__Goal__
Drop every picture and give the entries back exactly.

[Recorded data]
* start *

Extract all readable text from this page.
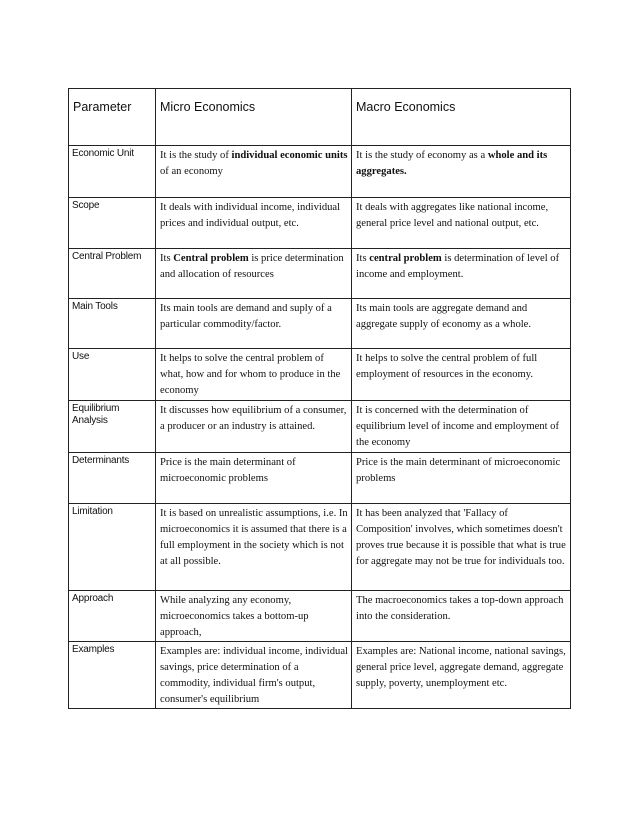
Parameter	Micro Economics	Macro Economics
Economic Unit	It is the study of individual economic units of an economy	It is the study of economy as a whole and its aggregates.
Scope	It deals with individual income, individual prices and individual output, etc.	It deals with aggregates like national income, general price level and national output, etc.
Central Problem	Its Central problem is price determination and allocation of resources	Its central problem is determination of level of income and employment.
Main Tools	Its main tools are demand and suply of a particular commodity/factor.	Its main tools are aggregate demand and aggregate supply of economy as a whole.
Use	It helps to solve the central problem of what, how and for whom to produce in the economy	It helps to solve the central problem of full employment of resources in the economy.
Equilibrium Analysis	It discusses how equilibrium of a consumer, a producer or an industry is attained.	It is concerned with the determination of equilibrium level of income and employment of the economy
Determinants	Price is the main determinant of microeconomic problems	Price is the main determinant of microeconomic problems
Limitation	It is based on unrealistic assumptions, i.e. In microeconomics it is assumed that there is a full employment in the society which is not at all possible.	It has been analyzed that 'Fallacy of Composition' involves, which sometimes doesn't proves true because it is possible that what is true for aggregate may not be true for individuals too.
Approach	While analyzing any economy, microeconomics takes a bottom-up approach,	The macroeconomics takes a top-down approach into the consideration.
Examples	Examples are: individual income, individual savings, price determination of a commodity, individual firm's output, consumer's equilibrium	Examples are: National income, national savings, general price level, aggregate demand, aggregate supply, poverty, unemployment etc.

* end *

__Response to the exercise__
Extract all readable text from this page.
Parameter	Micro Economics	Macro Economics
Economic Unit	It is the study of individual economic units of an economy	It is the study of economy as a whole and its aggregates.
Scope	It deals with individual income, individual prices and individual output, etc.	It deals with aggregates like national income, general price level and national output, etc.
Central Problem	Its Central problem is price determination and allocation of resources	Its central problem is determination of level of income and employment.
Main Tools	Its main tools are demand and suply of a particular commodity/factor.	Its main tools are aggregate demand and aggregate supply of economy as a whole.
Use	It helps to solve the central problem of what, how and for whom to produce in the economy	It helps to solve the central problem of full employment of resources in the economy.
Equilibrium Analysis	It discusses how equilibrium of a consumer, a producer or an industry is attained.	It is concerned with the determination of equilibrium level of income and employment of the economy
Determinants	Price is the main determinant of microeconomic problems	Price is the main determinant of microeconomic problems
Limitation	It is based on unrealistic assumptions, i.e. In microeconomics it is assumed that there is a full employment in the society which is not at all possible.	It has been analyzed that 'Fallacy of Composition' involves, which sometimes doesn't proves true because it is possible that what is true for aggregate may not be true for individuals too.
Approach	While analyzing any economy, microeconomics takes a bottom-up approach,	The macroeconomics takes a top-down approach into the consideration.
Examples	Examples are: individual income, individual savings, price determination of a commodity, individual firm's output, consumer's equilibrium	Examples are: National income, national savings, general price level, aggregate demand, aggregate supply, poverty, unemployment etc.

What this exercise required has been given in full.